→ **Material shown**

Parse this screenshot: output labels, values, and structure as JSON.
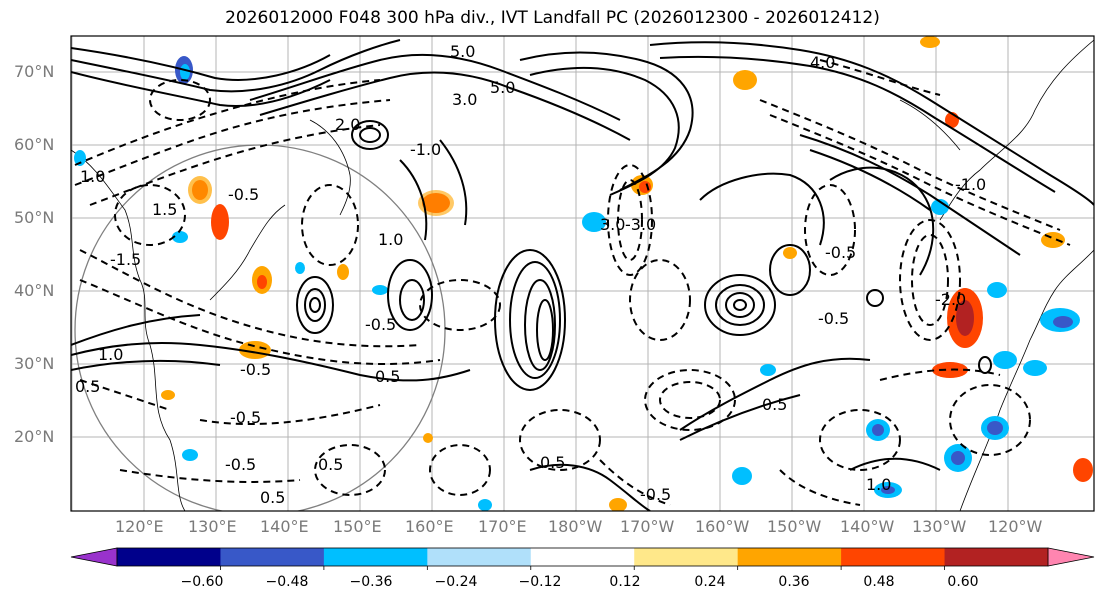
{
  "title": "2026012000 F048 300 hPa div., IVT Landfall PC (2026012300 - 2026012412)",
  "lat_labels": [
    "70°N",
    "60°N",
    "50°N",
    "40°N",
    "30°N",
    "20°N"
  ],
  "lon_labels": [
    "120°E",
    "130°E",
    "140°E",
    "150°E",
    "160°E",
    "170°E",
    "180°W",
    "170°W",
    "160°W",
    "150°W",
    "140°W",
    "130°W",
    "120°W"
  ],
  "colorbar": {
    "colors": [
      "#9932cc",
      "#00008b",
      "#3858c8",
      "#00bfff",
      "#b0e0fa",
      "#ffffff",
      "#ffe88a",
      "#ffa500",
      "#ff4500",
      "#b22222",
      "#ff85b0"
    ],
    "tick_labels": [
      "−0.60",
      "−0.48",
      "−0.36",
      "−0.24",
      "−0.12",
      "0.12",
      "0.24",
      "0.36",
      "0.48",
      "0.60"
    ]
  },
  "contour_labels": [
    "5.0",
    "5.0",
    "4.0",
    "3.0",
    "3.0",
    "2.0",
    "1.0",
    "1.0",
    "1.0",
    "1.5",
    "0.5",
    "0.5",
    "-0.5",
    "-0.5",
    "-0.5",
    "-0.5",
    "-0.5",
    "-0.5",
    "-0.5",
    "-1.0",
    "-1.5",
    "-2.0",
    "-3.0",
    "-1.0",
    "0.5",
    "0.5",
    "0.5",
    "-0.5",
    "0.5",
    "1.0"
  ],
  "colors": {
    "contour": "#000000",
    "grid": "#b4b4b4",
    "axis_text": "#7a7a7a"
  }
}
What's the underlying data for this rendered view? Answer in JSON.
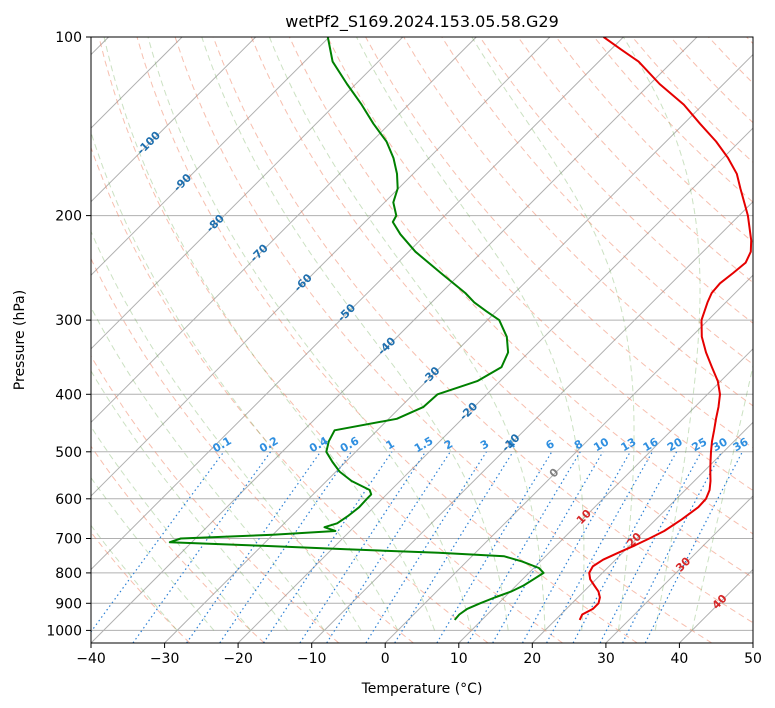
{
  "chart_data": {
    "type": "line",
    "title": "wetPf2_S169.2024.153.05.58.G29",
    "xlabel": "Temperature (°C)",
    "ylabel": "Pressure (hPa)",
    "xlim": [
      -40,
      50
    ],
    "ylim": [
      1050,
      100
    ],
    "y_scale": "log",
    "grid": true,
    "skew": "45 degrees",
    "xticks": [
      "−40",
      "−30",
      "−20",
      "−10",
      "0",
      "10",
      "20",
      "30",
      "40",
      "50"
    ],
    "yticks": [
      "100",
      "200",
      "300",
      "400",
      "500",
      "600",
      "700",
      "800",
      "900",
      "1000"
    ],
    "ytick_values": [
      100,
      200,
      300,
      400,
      500,
      600,
      700,
      800,
      900,
      1000
    ],
    "series": [
      {
        "name": "",
        "color": "#e50000",
        "points": [
          [
            960,
            23.3
          ],
          [
            940,
            22.9
          ],
          [
            920,
            23.6
          ],
          [
            900,
            23.6
          ],
          [
            880,
            23.0
          ],
          [
            860,
            22.0
          ],
          [
            840,
            20.6
          ],
          [
            820,
            19.2
          ],
          [
            800,
            18.2
          ],
          [
            780,
            17.8
          ],
          [
            760,
            18.3
          ],
          [
            740,
            19.4
          ],
          [
            720,
            20.6
          ],
          [
            700,
            21.7
          ],
          [
            680,
            22.7
          ],
          [
            650,
            23.5
          ],
          [
            620,
            24.1
          ],
          [
            600,
            24.0
          ],
          [
            580,
            23.3
          ],
          [
            560,
            22.2
          ],
          [
            540,
            20.9
          ],
          [
            520,
            19.6
          ],
          [
            500,
            18.3
          ],
          [
            480,
            17.0
          ],
          [
            460,
            15.8
          ],
          [
            440,
            14.5
          ],
          [
            420,
            13.2
          ],
          [
            400,
            11.7
          ],
          [
            380,
            9.6
          ],
          [
            360,
            6.9
          ],
          [
            340,
            4.1
          ],
          [
            320,
            1.4
          ],
          [
            300,
            -0.9
          ],
          [
            280,
            -2.5
          ],
          [
            270,
            -3.2
          ],
          [
            260,
            -3.4
          ],
          [
            250,
            -3.0
          ],
          [
            240,
            -2.7
          ],
          [
            230,
            -3.5
          ],
          [
            220,
            -5.0
          ],
          [
            200,
            -8.8
          ],
          [
            180,
            -13.5
          ],
          [
            170,
            -16.0
          ],
          [
            160,
            -19.3
          ],
          [
            150,
            -23.2
          ],
          [
            140,
            -27.8
          ],
          [
            130,
            -32.6
          ],
          [
            120,
            -38.7
          ],
          [
            110,
            -44.6
          ],
          [
            105,
            -48.6
          ],
          [
            100,
            -52.7
          ]
        ]
      },
      {
        "name": "",
        "color": "#008000",
        "points": [
          [
            960,
            6.3
          ],
          [
            940,
            6.2
          ],
          [
            920,
            6.5
          ],
          [
            900,
            7.5
          ],
          [
            880,
            8.7
          ],
          [
            860,
            10.1
          ],
          [
            840,
            11.0
          ],
          [
            820,
            11.5
          ],
          [
            800,
            12.0
          ],
          [
            785,
            10.7
          ],
          [
            765,
            7.5
          ],
          [
            750,
            4.4
          ],
          [
            740,
            -5.0
          ],
          [
            730,
            -18.0
          ],
          [
            720,
            -30.0
          ],
          [
            710,
            -43.0
          ],
          [
            700,
            -42.0
          ],
          [
            690,
            -30.0
          ],
          [
            680,
            -22.0
          ],
          [
            670,
            -24.0
          ],
          [
            660,
            -22.8
          ],
          [
            640,
            -22.3
          ],
          [
            620,
            -22.0
          ],
          [
            600,
            -22.1
          ],
          [
            590,
            -22.1
          ],
          [
            580,
            -22.9
          ],
          [
            560,
            -26.6
          ],
          [
            540,
            -29.5
          ],
          [
            520,
            -31.8
          ],
          [
            500,
            -34.0
          ],
          [
            480,
            -35.1
          ],
          [
            460,
            -35.8
          ],
          [
            440,
            -28.9
          ],
          [
            420,
            -26.9
          ],
          [
            400,
            -26.7
          ],
          [
            380,
            -23.1
          ],
          [
            360,
            -21.7
          ],
          [
            340,
            -22.8
          ],
          [
            320,
            -25.1
          ],
          [
            300,
            -28.4
          ],
          [
            290,
            -31.3
          ],
          [
            280,
            -34.2
          ],
          [
            270,
            -36.7
          ],
          [
            250,
            -42.7
          ],
          [
            230,
            -49.1
          ],
          [
            215,
            -53.5
          ],
          [
            205,
            -56.2
          ],
          [
            200,
            -56.6
          ],
          [
            190,
            -58.8
          ],
          [
            180,
            -60.1
          ],
          [
            170,
            -62.2
          ],
          [
            160,
            -64.8
          ],
          [
            150,
            -68.0
          ],
          [
            140,
            -72.2
          ],
          [
            130,
            -76.4
          ],
          [
            120,
            -81.2
          ],
          [
            110,
            -86.2
          ],
          [
            100,
            -90.2
          ]
        ]
      }
    ],
    "dry_adiabat_labels": [
      "-100",
      "-90",
      "-80",
      "-70",
      "-60",
      "-50",
      "-40",
      "-30",
      "-20",
      "-10",
      "0",
      "10",
      "20",
      "30",
      "40"
    ],
    "dry_adiabat_values": [
      -100,
      -90,
      -80,
      -70,
      -60,
      -50,
      -40,
      -30,
      -20,
      -10,
      0,
      10,
      20,
      30,
      40
    ],
    "mixing_ratio_labels": [
      "0.1",
      "0.2",
      "0.4",
      "0.6",
      "1",
      "1.5",
      "2",
      "3",
      "4",
      "6",
      "8",
      "10",
      "13",
      "16",
      "20",
      "25",
      "30",
      "36"
    ],
    "mixing_ratio_values": [
      0.1,
      0.2,
      0.4,
      0.6,
      1,
      1.5,
      2,
      3,
      4,
      6,
      8,
      10,
      13,
      16,
      20,
      25,
      30,
      36
    ]
  }
}
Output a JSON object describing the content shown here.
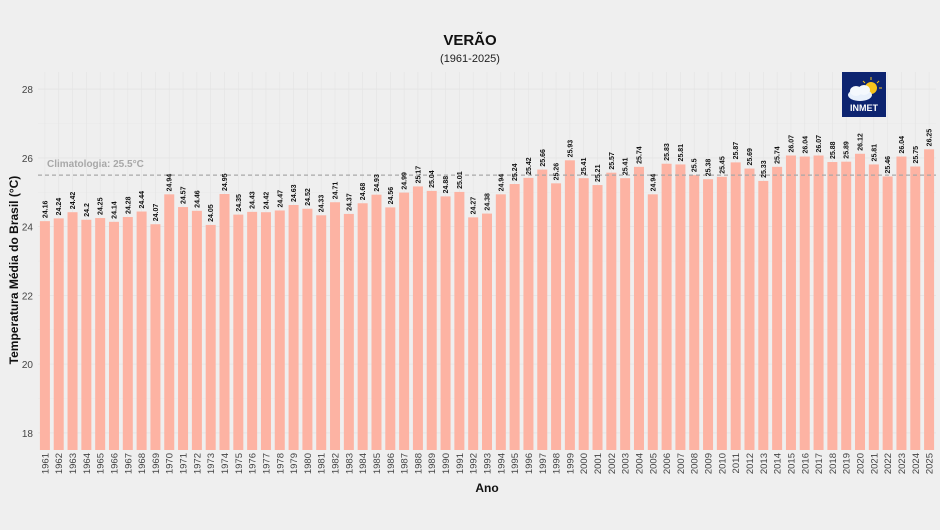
{
  "chart_data": {
    "type": "bar",
    "title": "VERÃO",
    "subtitle": "(1961-2025)",
    "xlabel": "Ano",
    "ylabel": "Temperatura Média do Brasil (°C)",
    "ylim": [
      17.5,
      28.5
    ],
    "yticks": [
      18,
      20,
      22,
      24,
      26,
      28
    ],
    "grid": true,
    "bar_color": "#fdb3a3",
    "reference_line": {
      "value": 25.5,
      "label": "Climatologia: 25.5°C",
      "color": "#a8a8a8"
    },
    "categories": [
      "1961",
      "1962",
      "1963",
      "1964",
      "1965",
      "1966",
      "1967",
      "1968",
      "1969",
      "1970",
      "1971",
      "1972",
      "1973",
      "1974",
      "1975",
      "1976",
      "1977",
      "1978",
      "1979",
      "1980",
      "1981",
      "1982",
      "1983",
      "1984",
      "1985",
      "1986",
      "1987",
      "1988",
      "1989",
      "1990",
      "1991",
      "1992",
      "1993",
      "1994",
      "1995",
      "1996",
      "1997",
      "1998",
      "1999",
      "2000",
      "2001",
      "2002",
      "2003",
      "2004",
      "2005",
      "2006",
      "2007",
      "2008",
      "2009",
      "2010",
      "2011",
      "2012",
      "2013",
      "2014",
      "2015",
      "2016",
      "2017",
      "2018",
      "2019",
      "2020",
      "2021",
      "2022",
      "2023",
      "2024",
      "2025"
    ],
    "values": [
      24.16,
      24.24,
      24.42,
      24.2,
      24.25,
      24.14,
      24.28,
      24.44,
      24.07,
      24.94,
      24.57,
      24.46,
      24.05,
      24.95,
      24.35,
      24.43,
      24.42,
      24.47,
      24.63,
      24.52,
      24.33,
      24.71,
      24.37,
      24.68,
      24.93,
      24.56,
      24.99,
      25.17,
      25.04,
      24.88,
      25.01,
      24.27,
      24.38,
      24.94,
      25.24,
      25.42,
      25.66,
      25.26,
      25.93,
      25.41,
      25.21,
      25.57,
      25.41,
      25.74,
      24.94,
      25.83,
      25.81,
      25.5,
      25.38,
      25.45,
      25.87,
      25.69,
      25.33,
      25.74,
      26.07,
      26.04,
      26.07,
      25.88,
      25.89,
      26.12,
      25.81,
      25.46,
      26.04,
      25.75,
      26.25
    ]
  },
  "logo": {
    "text": "INMET"
  }
}
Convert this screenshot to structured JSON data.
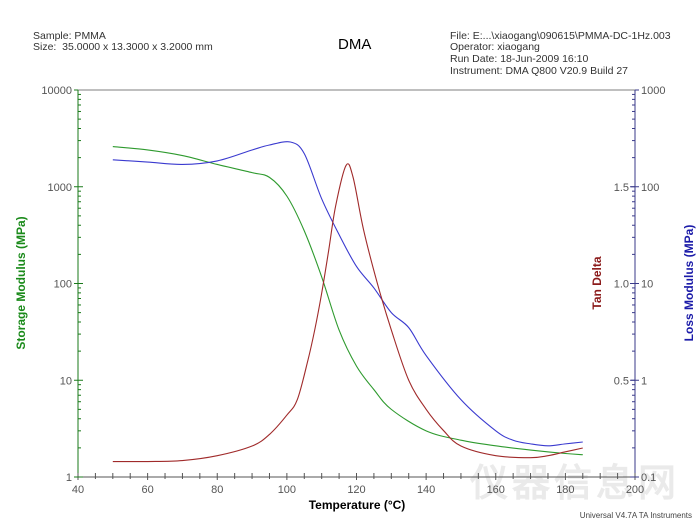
{
  "header": {
    "sample": "Sample: PMMA",
    "size": "Size:  35.0000 x 13.3000 x 3.2000 mm",
    "title": "DMA",
    "file": "File: E:...\\xiaogang\\090615\\PMMA-DC-1Hz.003",
    "operator": "Operator: xiaogang",
    "run_date": "Run Date: 18-Jun-2009 16:10",
    "instrument": "Instrument: DMA Q800 V20.9 Build 27"
  },
  "footer": "Universal V4.7A TA Instruments",
  "watermark": "仪器信息网",
  "colors": {
    "storage": "#2e9a2e",
    "loss": "#3a3acf",
    "tan": "#a02a2a",
    "left_axis": "#1a7a1a",
    "right_axis": "#3a3a8a",
    "frame": "#aaaaaa"
  },
  "chart_data": {
    "type": "line",
    "title": "DMA",
    "xlabel": "Temperature (°C)",
    "ylabel_left": "Storage Modulus (MPa)",
    "ylabel_right_1": "Tan Delta",
    "ylabel_right_2": "Loss Modulus (MPa)",
    "xlim": [
      40,
      200
    ],
    "x_ticks": [
      40,
      60,
      80,
      100,
      120,
      140,
      160,
      180,
      200
    ],
    "y_left": {
      "scale": "log",
      "range": [
        1,
        10000
      ],
      "ticks": [
        1,
        10,
        100,
        1000,
        10000
      ]
    },
    "y_tan": {
      "scale": "linear",
      "range": [
        0,
        2.0
      ],
      "ticks": [
        0.5,
        1.0,
        1.5
      ]
    },
    "y_loss": {
      "scale": "log",
      "range": [
        0.1,
        1000
      ],
      "ticks": [
        0.1,
        1,
        10,
        100,
        1000
      ]
    },
    "grid": false,
    "legend": "none",
    "series": [
      {
        "name": "Storage Modulus (MPa)",
        "axis": "left",
        "color": "#2e9a2e",
        "x": [
          50,
          60,
          70,
          80,
          90,
          95,
          100,
          105,
          110,
          115,
          120,
          125,
          130,
          140,
          150,
          160,
          170,
          180,
          185
        ],
        "y": [
          2600,
          2400,
          2100,
          1700,
          1400,
          1250,
          800,
          350,
          117,
          33,
          14,
          8,
          5,
          3,
          2.4,
          2.1,
          1.9,
          1.75,
          1.7
        ]
      },
      {
        "name": "Loss Modulus (MPa)",
        "axis": "right_loss",
        "color": "#3a3acf",
        "x": [
          50,
          60,
          70,
          80,
          90,
          95,
          101,
          105,
          110,
          115,
          120,
          125,
          130,
          135,
          140,
          150,
          160,
          165,
          170,
          175,
          180,
          185
        ],
        "y": [
          190,
          180,
          170,
          185,
          240,
          270,
          290,
          220,
          75,
          32,
          15,
          9,
          5,
          3.5,
          1.8,
          0.63,
          0.3,
          0.24,
          0.22,
          0.21,
          0.22,
          0.23
        ]
      },
      {
        "name": "Tan Delta",
        "axis": "right_tan",
        "color": "#a02a2a",
        "x": [
          50,
          60,
          70,
          80,
          90,
          95,
          100,
          103,
          106,
          108,
          110,
          112,
          114,
          117,
          119,
          122,
          126,
          130,
          135,
          140,
          145,
          150,
          160,
          170,
          175,
          180,
          185
        ],
        "y": [
          0.08,
          0.08,
          0.085,
          0.11,
          0.16,
          0.22,
          0.32,
          0.4,
          0.6,
          0.76,
          0.95,
          1.17,
          1.4,
          1.61,
          1.55,
          1.28,
          1.0,
          0.76,
          0.5,
          0.35,
          0.24,
          0.16,
          0.11,
          0.1,
          0.11,
          0.13,
          0.15
        ]
      }
    ]
  }
}
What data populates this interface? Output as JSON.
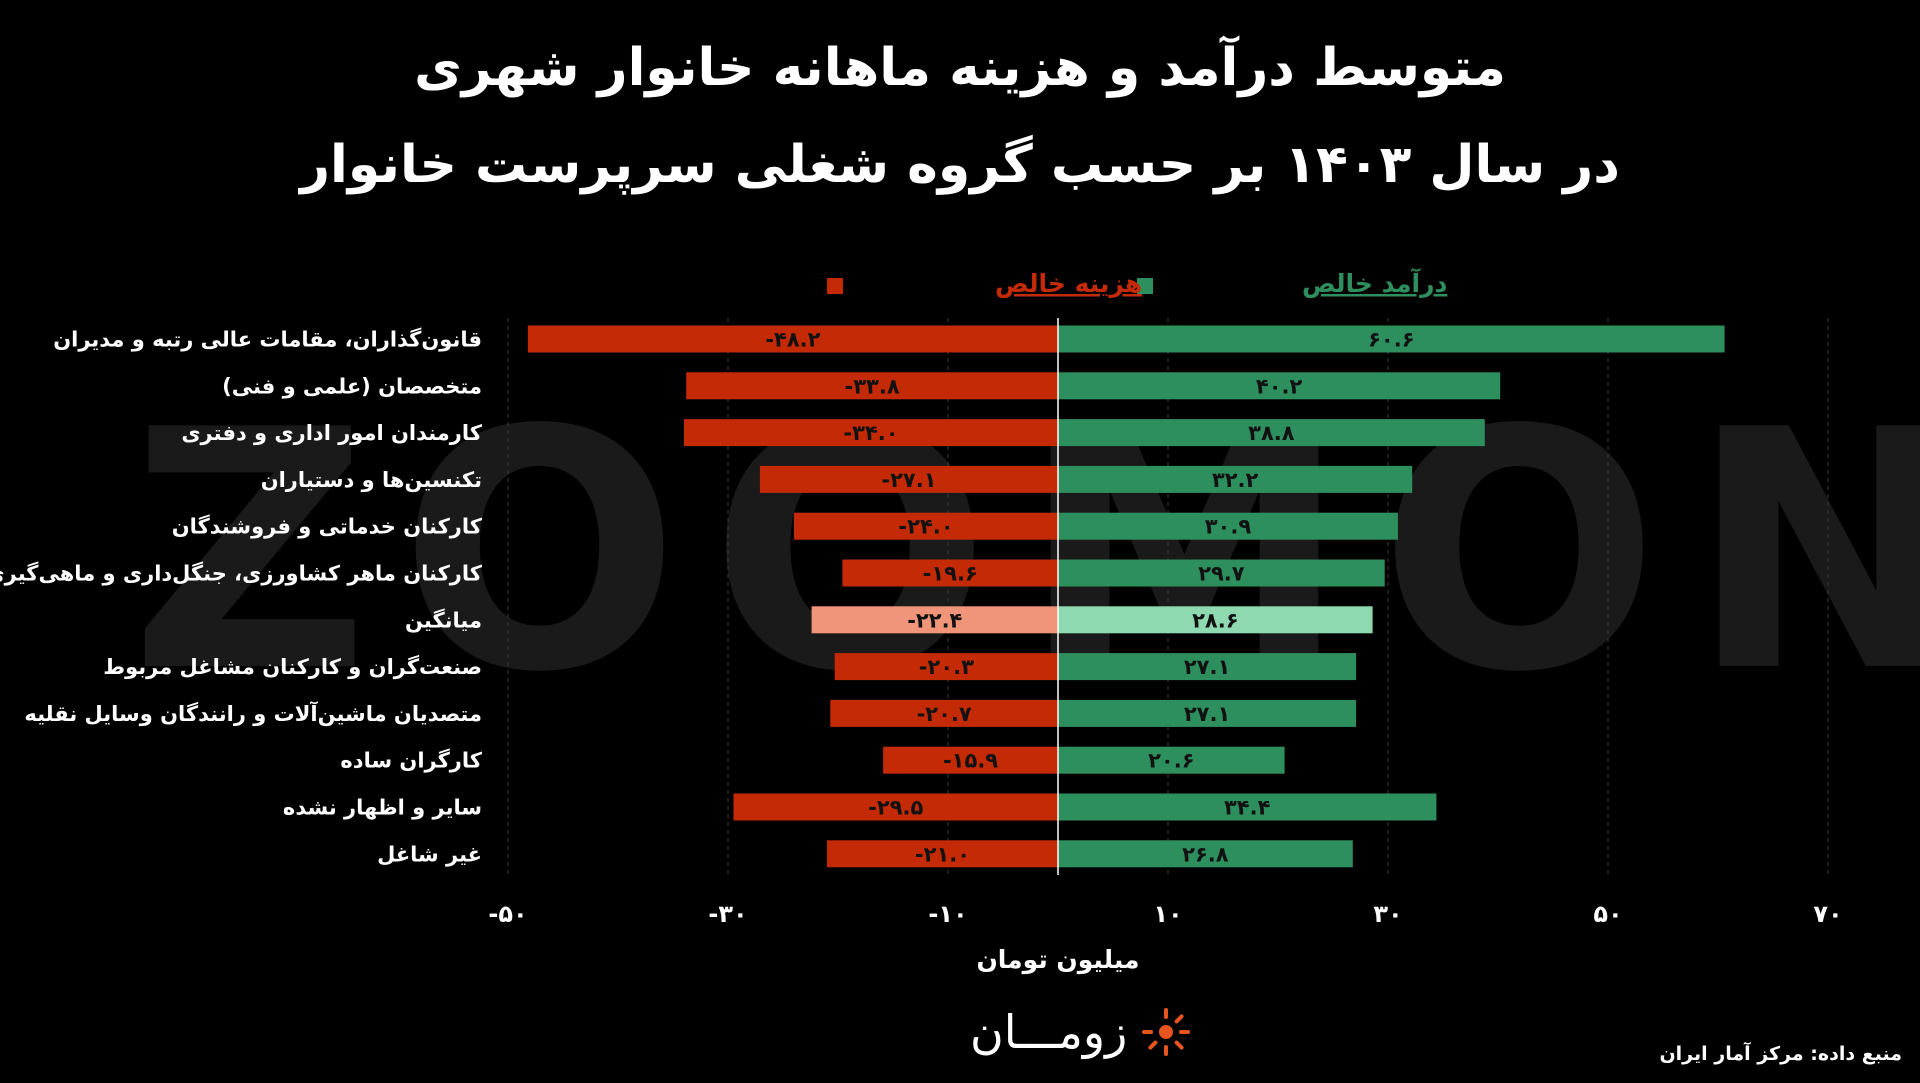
{
  "title_line1": "متوسط درآمد و هزینه ماهانه خانوار شهری",
  "title_line2": "در سال ۱۴۰۳ بر حسب گروه شغلی سرپرست خانوار",
  "watermark": "ZOOMON",
  "logo_text": "زومـــان",
  "source": "منبع داده: مرکز آمار ایران",
  "colors": {
    "expense": "#c42a06",
    "income": "#2e8f5e",
    "expense_highlight": "#f0957a",
    "income_highlight": "#8fd9b0",
    "label": "#ffffff"
  },
  "chart_data": {
    "type": "bar",
    "orientation": "horizontal-diverging",
    "legend_position": "top",
    "grid": true,
    "xlabel": "میلیون تومان",
    "xlim": [
      -50,
      70
    ],
    "xticks": [
      "-۵۰",
      "-۳۰",
      "-۱۰",
      "۱۰",
      "۳۰",
      "۵۰",
      "۷۰"
    ],
    "categories": [
      "قانون‌گذاران، مقامات عالی رتبه و مدیران",
      "متخصصان (علمی و فنی)",
      "کارمندان امور اداری و دفتری",
      "تکنسین‌ها و دستیاران",
      "کارکنان خدماتی و فروشندگان",
      "کارکنان ماهر کشاورزی، جنگل‌داری و ماهی‌گیری",
      "میانگین",
      "صنعت‌گران و کارکنان مشاغل مربوط",
      "متصدیان ماشین‌آلات و رانندگان وسایل نقلیه",
      "کارگران ساده",
      "سایر و اظهار نشده",
      "غیر شاغل"
    ],
    "highlight_category": "میانگین",
    "series": [
      {
        "name": "درآمد خالص",
        "values": [
          60.6,
          40.2,
          38.8,
          32.2,
          30.9,
          29.7,
          28.6,
          27.1,
          27.1,
          20.6,
          34.4,
          26.8
        ],
        "labels": [
          "۶۰.۶",
          "۴۰.۲",
          "۳۸.۸",
          "۳۲.۲",
          "۳۰.۹",
          "۲۹.۷",
          "۲۸.۶",
          "۲۷.۱",
          "۲۷.۱",
          "۲۰.۶",
          "۳۴.۴",
          "۲۶.۸"
        ]
      },
      {
        "name": "هزینه خالص",
        "values": [
          -48.2,
          -33.8,
          -34.0,
          -27.1,
          -24.0,
          -19.6,
          -22.4,
          -20.3,
          -20.7,
          -15.9,
          -29.5,
          -21.0
        ],
        "labels": [
          "-۴۸.۲",
          "-۳۳.۸",
          "-۳۴.۰",
          "-۲۷.۱",
          "-۲۴.۰",
          "-۱۹.۶",
          "-۲۲.۴",
          "-۲۰.۳",
          "-۲۰.۷",
          "-۱۵.۹",
          "-۲۹.۵",
          "-۲۱.۰"
        ]
      }
    ]
  }
}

→ **Task prompt**
Say how many lines in the records hold the string "What", and say nothing else.

→ **Written solution**
2